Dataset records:
┄┄┄┄┄┄┄┄┄┄

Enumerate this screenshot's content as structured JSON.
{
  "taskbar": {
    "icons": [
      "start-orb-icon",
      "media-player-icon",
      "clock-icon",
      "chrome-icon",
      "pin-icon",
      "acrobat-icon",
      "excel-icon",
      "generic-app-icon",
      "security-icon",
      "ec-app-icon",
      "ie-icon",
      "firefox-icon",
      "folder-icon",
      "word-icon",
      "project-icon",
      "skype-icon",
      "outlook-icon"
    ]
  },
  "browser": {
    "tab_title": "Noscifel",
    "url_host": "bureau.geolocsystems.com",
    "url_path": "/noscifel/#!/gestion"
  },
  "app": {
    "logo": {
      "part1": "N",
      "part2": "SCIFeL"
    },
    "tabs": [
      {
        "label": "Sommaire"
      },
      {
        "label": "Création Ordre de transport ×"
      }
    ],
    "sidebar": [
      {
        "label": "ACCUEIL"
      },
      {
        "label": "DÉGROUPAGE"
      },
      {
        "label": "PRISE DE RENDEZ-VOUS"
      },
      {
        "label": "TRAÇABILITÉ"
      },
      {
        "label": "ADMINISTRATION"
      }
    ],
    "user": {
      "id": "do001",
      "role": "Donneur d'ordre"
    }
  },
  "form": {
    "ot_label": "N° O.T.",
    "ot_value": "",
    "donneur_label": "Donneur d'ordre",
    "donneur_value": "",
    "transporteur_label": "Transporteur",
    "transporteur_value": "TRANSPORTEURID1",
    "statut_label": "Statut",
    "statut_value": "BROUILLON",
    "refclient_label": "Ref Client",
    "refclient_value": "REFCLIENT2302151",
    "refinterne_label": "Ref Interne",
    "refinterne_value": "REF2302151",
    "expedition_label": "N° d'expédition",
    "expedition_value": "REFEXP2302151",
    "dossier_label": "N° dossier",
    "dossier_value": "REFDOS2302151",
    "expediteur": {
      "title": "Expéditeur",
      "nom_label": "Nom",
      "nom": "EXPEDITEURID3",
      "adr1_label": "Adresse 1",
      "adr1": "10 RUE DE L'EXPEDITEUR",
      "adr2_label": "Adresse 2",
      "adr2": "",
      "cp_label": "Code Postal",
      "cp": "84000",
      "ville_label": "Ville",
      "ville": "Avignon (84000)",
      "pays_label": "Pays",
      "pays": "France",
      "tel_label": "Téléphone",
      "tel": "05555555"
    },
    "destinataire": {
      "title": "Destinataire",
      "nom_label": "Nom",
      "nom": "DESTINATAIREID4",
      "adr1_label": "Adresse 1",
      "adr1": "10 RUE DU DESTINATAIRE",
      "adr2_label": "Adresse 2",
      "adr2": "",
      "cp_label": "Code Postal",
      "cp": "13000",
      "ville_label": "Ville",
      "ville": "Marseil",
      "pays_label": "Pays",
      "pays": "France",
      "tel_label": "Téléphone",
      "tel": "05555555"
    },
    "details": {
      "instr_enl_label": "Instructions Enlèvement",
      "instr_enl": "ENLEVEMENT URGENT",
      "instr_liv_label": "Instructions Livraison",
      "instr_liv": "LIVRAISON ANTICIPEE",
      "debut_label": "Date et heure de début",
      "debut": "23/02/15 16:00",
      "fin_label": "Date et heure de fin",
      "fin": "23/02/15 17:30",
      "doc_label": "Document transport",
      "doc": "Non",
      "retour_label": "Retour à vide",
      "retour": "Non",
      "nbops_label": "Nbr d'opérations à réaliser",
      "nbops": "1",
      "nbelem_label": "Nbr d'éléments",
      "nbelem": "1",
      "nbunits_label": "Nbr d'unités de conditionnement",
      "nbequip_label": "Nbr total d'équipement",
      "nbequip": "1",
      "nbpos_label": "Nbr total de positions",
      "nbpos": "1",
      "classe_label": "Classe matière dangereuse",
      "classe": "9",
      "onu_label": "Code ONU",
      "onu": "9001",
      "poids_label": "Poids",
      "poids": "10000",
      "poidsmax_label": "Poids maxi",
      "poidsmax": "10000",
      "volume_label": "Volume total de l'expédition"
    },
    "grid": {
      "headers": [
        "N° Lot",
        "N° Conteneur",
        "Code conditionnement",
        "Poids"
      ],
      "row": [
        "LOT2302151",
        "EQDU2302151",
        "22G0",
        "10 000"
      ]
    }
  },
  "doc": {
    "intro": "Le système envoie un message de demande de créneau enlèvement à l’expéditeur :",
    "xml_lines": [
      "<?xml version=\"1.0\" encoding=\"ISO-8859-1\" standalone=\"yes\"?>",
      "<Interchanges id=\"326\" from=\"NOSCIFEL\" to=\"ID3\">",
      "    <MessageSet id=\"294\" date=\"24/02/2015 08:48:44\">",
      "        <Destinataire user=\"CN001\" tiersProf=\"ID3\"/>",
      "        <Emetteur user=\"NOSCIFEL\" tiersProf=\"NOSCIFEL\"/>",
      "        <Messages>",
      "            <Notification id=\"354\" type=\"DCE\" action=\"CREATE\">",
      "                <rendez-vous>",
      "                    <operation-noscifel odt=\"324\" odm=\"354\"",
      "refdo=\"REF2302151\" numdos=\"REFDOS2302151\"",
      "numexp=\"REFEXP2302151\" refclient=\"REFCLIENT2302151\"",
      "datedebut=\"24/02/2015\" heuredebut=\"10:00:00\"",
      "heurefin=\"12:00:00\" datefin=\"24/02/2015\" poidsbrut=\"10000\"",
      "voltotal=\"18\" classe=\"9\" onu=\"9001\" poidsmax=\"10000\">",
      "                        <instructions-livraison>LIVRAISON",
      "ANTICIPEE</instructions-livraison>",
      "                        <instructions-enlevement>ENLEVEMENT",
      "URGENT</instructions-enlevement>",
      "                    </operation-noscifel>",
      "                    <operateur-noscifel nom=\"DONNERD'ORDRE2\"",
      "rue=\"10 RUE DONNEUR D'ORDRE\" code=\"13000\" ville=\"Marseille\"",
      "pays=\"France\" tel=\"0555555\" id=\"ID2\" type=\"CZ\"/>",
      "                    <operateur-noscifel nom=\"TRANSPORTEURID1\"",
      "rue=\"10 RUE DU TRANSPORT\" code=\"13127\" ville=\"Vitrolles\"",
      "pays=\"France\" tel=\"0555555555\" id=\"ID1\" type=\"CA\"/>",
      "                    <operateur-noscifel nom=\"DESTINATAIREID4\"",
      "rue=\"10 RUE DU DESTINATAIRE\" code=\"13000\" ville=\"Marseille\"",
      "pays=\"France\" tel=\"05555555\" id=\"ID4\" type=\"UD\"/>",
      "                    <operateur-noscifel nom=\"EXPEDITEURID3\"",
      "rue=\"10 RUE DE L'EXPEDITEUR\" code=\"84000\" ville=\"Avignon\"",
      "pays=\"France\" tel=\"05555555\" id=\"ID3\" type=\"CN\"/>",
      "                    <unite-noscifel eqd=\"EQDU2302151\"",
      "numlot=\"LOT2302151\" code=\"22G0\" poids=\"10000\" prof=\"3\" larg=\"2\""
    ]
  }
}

┄┄┄┄┄┄┄┄┄┄

● **What is asked**:
Output all records verbatim.

● **Solution to the problem**:
Enumerate this screenshot's content as structured JSON.
{
  "taskbar": {
    "icons": [
      "start-orb-icon",
      "media-player-icon",
      "clock-icon",
      "chrome-icon",
      "pin-icon",
      "acrobat-icon",
      "excel-icon",
      "generic-app-icon",
      "security-icon",
      "ec-app-icon",
      "ie-icon",
      "firefox-icon",
      "folder-icon",
      "word-icon",
      "project-icon",
      "skype-icon",
      "outlook-icon"
    ]
  },
  "browser": {
    "tab_title": "Noscifel",
    "url_host": "bureau.geolocsystems.com",
    "url_path": "/noscifel/#!/gestion"
  },
  "app": {
    "logo": {
      "part1": "N",
      "part2": "SCIFeL"
    },
    "tabs": [
      {
        "label": "Sommaire"
      },
      {
        "label": "Création Ordre de transport ×"
      }
    ],
    "sidebar": [
      {
        "label": "ACCUEIL"
      },
      {
        "label": "DÉGROUPAGE"
      },
      {
        "label": "PRISE DE RENDEZ-VOUS"
      },
      {
        "label": "TRAÇABILITÉ"
      },
      {
        "label": "ADMINISTRATION"
      }
    ],
    "user": {
      "id": "do001",
      "role": "Donneur d'ordre"
    }
  },
  "form": {
    "ot_label": "N° O.T.",
    "ot_value": "",
    "donneur_label": "Donneur d'ordre",
    "donneur_value": "",
    "transporteur_label": "Transporteur",
    "transporteur_value": "TRANSPORTEURID1",
    "statut_label": "Statut",
    "statut_value": "BROUILLON",
    "refclient_label": "Ref Client",
    "refclient_value": "REFCLIENT2302151",
    "refinterne_label": "Ref Interne",
    "refinterne_value": "REF2302151",
    "expedition_label": "N° d'expédition",
    "expedition_value": "REFEXP2302151",
    "dossier_label": "N° dossier",
    "dossier_value": "REFDOS2302151",
    "expediteur": {
      "title": "Expéditeur",
      "nom_label": "Nom",
      "nom": "EXPEDITEURID3",
      "adr1_label": "Adresse 1",
      "adr1": "10 RUE DE L'EXPEDITEUR",
      "adr2_label": "Adresse 2",
      "adr2": "",
      "cp_label": "Code Postal",
      "cp": "84000",
      "ville_label": "Ville",
      "ville": "Avignon (84000)",
      "pays_label": "Pays",
      "pays": "France",
      "tel_label": "Téléphone",
      "tel": "05555555"
    },
    "destinataire": {
      "title": "Destinataire",
      "nom_label": "Nom",
      "nom": "DESTINATAIREID4",
      "adr1_label": "Adresse 1",
      "adr1": "10 RUE DU DESTINATAIRE",
      "adr2_label": "Adresse 2",
      "adr2": "",
      "cp_label": "Code Postal",
      "cp": "13000",
      "ville_label": "Ville",
      "ville": "Marseil",
      "pays_label": "Pays",
      "pays": "France",
      "tel_label": "Téléphone",
      "tel": "05555555"
    },
    "details": {
      "instr_enl_label": "Instructions Enlèvement",
      "instr_enl": "ENLEVEMENT URGENT",
      "instr_liv_label": "Instructions Livraison",
      "instr_liv": "LIVRAISON ANTICIPEE",
      "debut_label": "Date et heure de début",
      "debut": "23/02/15 16:00",
      "fin_label": "Date et heure de fin",
      "fin": "23/02/15 17:30",
      "doc_label": "Document transport",
      "doc": "Non",
      "retour_label": "Retour à vide",
      "retour": "Non",
      "nbops_label": "Nbr d'opérations à réaliser",
      "nbops": "1",
      "nbelem_label": "Nbr d'éléments",
      "nbelem": "1",
      "nbunits_label": "Nbr d'unités de conditionnement",
      "nbequip_label": "Nbr total d'équipement",
      "nbequip": "1",
      "nbpos_label": "Nbr total de positions",
      "nbpos": "1",
      "classe_label": "Classe matière dangereuse",
      "classe": "9",
      "onu_label": "Code ONU",
      "onu": "9001",
      "poids_label": "Poids",
      "poids": "10000",
      "poidsmax_label": "Poids maxi",
      "poidsmax": "10000",
      "volume_label": "Volume total de l'expédition"
    },
    "grid": {
      "headers": [
        "N° Lot",
        "N° Conteneur",
        "Code conditionnement",
        "Poids"
      ],
      "row": [
        "LOT2302151",
        "EQDU2302151",
        "22G0",
        "10 000"
      ]
    }
  },
  "doc": {
    "intro": "Le système envoie un message de demande de créneau enlèvement à l’expéditeur :",
    "xml_lines": [
      "<?xml version=\"1.0\" encoding=\"ISO-8859-1\" standalone=\"yes\"?>",
      "<Interchanges id=\"326\" from=\"NOSCIFEL\" to=\"ID3\">",
      "    <MessageSet id=\"294\" date=\"24/02/2015 08:48:44\">",
      "        <Destinataire user=\"CN001\" tiersProf=\"ID3\"/>",
      "        <Emetteur user=\"NOSCIFEL\" tiersProf=\"NOSCIFEL\"/>",
      "        <Messages>",
      "            <Notification id=\"354\" type=\"DCE\" action=\"CREATE\">",
      "                <rendez-vous>",
      "                    <operation-noscifel odt=\"324\" odm=\"354\"",
      "refdo=\"REF2302151\" numdos=\"REFDOS2302151\"",
      "numexp=\"REFEXP2302151\" refclient=\"REFCLIENT2302151\"",
      "datedebut=\"24/02/2015\" heuredebut=\"10:00:00\"",
      "heurefin=\"12:00:00\" datefin=\"24/02/2015\" poidsbrut=\"10000\"",
      "voltotal=\"18\" classe=\"9\" onu=\"9001\" poidsmax=\"10000\">",
      "                        <instructions-livraison>LIVRAISON",
      "ANTICIPEE</instructions-livraison>",
      "                        <instructions-enlevement>ENLEVEMENT",
      "URGENT</instructions-enlevement>",
      "                    </operation-noscifel>",
      "                    <operateur-noscifel nom=\"DONNERD'ORDRE2\"",
      "rue=\"10 RUE DONNEUR D'ORDRE\" code=\"13000\" ville=\"Marseille\"",
      "pays=\"France\" tel=\"0555555\" id=\"ID2\" type=\"CZ\"/>",
      "                    <operateur-noscifel nom=\"TRANSPORTEURID1\"",
      "rue=\"10 RUE DU TRANSPORT\" code=\"13127\" ville=\"Vitrolles\"",
      "pays=\"France\" tel=\"0555555555\" id=\"ID1\" type=\"CA\"/>",
      "                    <operateur-noscifel nom=\"DESTINATAIREID4\"",
      "rue=\"10 RUE DU DESTINATAIRE\" code=\"13000\" ville=\"Marseille\"",
      "pays=\"France\" tel=\"05555555\" id=\"ID4\" type=\"UD\"/>",
      "                    <operateur-noscifel nom=\"EXPEDITEURID3\"",
      "rue=\"10 RUE DE L'EXPEDITEUR\" code=\"84000\" ville=\"Avignon\"",
      "pays=\"France\" tel=\"05555555\" id=\"ID3\" type=\"CN\"/>",
      "                    <unite-noscifel eqd=\"EQDU2302151\"",
      "numlot=\"LOT2302151\" code=\"22G0\" poids=\"10000\" prof=\"3\" larg=\"2\""
    ]
  }
}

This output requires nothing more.